* AIM OF THE EXERCISE
Read the records and write them out again exactly.
*** RECORDS FOR PROCESSING
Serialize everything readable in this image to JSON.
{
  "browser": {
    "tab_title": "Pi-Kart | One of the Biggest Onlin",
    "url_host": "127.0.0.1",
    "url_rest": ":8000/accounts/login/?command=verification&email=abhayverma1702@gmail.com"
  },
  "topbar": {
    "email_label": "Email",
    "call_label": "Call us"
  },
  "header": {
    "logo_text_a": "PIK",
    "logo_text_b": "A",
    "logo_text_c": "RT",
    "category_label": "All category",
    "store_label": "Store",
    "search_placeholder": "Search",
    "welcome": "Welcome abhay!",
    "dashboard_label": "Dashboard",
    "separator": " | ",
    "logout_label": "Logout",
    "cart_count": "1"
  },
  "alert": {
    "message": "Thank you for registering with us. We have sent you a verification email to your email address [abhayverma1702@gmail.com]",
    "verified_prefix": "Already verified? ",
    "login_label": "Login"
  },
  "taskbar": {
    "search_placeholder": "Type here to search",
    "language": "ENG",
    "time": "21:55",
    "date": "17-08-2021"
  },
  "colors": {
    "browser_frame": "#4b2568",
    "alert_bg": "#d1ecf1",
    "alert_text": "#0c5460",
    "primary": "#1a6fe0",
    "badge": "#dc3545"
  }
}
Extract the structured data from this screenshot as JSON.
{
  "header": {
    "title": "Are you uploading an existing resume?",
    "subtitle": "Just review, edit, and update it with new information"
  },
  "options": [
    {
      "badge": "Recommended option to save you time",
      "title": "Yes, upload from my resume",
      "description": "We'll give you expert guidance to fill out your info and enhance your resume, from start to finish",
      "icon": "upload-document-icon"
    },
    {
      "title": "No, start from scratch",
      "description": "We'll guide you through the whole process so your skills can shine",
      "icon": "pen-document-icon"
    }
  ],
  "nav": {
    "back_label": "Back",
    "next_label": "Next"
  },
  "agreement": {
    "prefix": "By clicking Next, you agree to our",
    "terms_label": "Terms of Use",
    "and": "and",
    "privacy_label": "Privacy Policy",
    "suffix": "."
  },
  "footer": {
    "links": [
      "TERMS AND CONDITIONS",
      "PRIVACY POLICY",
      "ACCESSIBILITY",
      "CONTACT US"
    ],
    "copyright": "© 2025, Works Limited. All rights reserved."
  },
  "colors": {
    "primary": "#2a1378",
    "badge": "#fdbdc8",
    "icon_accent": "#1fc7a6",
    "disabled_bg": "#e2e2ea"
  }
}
******
* TASK OUTPUT
Serialize everything readable in this image to JSON.
{
  "browser": {
    "tab_title": "Pi-Kart | One of the Biggest Onlin",
    "url_host": "127.0.0.1",
    "url_rest": ":8000/accounts/login/?command=verification&email=abhayverma1702@gmail.com"
  },
  "topbar": {
    "email_label": "Email",
    "call_label": "Call us"
  },
  "header": {
    "logo_text_a": "PIK",
    "logo_text_b": "A",
    "logo_text_c": "RT",
    "category_label": "All category",
    "store_label": "Store",
    "search_placeholder": "Search",
    "welcome": "Welcome abhay!",
    "dashboard_label": "Dashboard",
    "separator": " | ",
    "logout_label": "Logout",
    "cart_count": "1"
  },
  "alert": {
    "message": "Thank you for registering with us. We have sent you a verification email to your email address [abhayverma1702@gmail.com]",
    "verified_prefix": "Already verified? ",
    "login_label": "Login"
  },
  "taskbar": {
    "search_placeholder": "Type here to search",
    "language": "ENG",
    "time": "21:55",
    "date": "17-08-2021"
  },
  "colors": {
    "browser_frame": "#4b2568",
    "alert_bg": "#d1ecf1",
    "alert_text": "#0c5460",
    "primary": "#1a6fe0",
    "badge": "#dc3545"
  }
}
Extract the structured data from this screenshot as JSON.
{
  "header": {
    "title": "Are you uploading an existing resume?",
    "subtitle": "Just review, edit, and update it with new information"
  },
  "options": [
    {
      "badge": "Recommended option to save you time",
      "title": "Yes, upload from my resume",
      "description": "We'll give you expert guidance to fill out your info and enhance your resume, from start to finish",
      "icon": "upload-document-icon"
    },
    {
      "title": "No, start from scratch",
      "description": "We'll guide you through the whole process so your skills can shine",
      "icon": "pen-document-icon"
    }
  ],
  "nav": {
    "back_label": "Back",
    "next_label": "Next"
  },
  "agreement": {
    "prefix": "By clicking Next, you agree to our",
    "terms_label": "Terms of Use",
    "and": "and",
    "privacy_label": "Privacy Policy",
    "suffix": "."
  },
  "footer": {
    "links": [
      "TERMS AND CONDITIONS",
      "PRIVACY POLICY",
      "ACCESSIBILITY",
      "CONTACT US"
    ],
    "copyright": "© 2025, Works Limited. All rights reserved."
  },
  "colors": {
    "primary": "#2a1378",
    "badge": "#fdbdc8",
    "icon_accent": "#1fc7a6",
    "disabled_bg": "#e2e2ea"
  }
}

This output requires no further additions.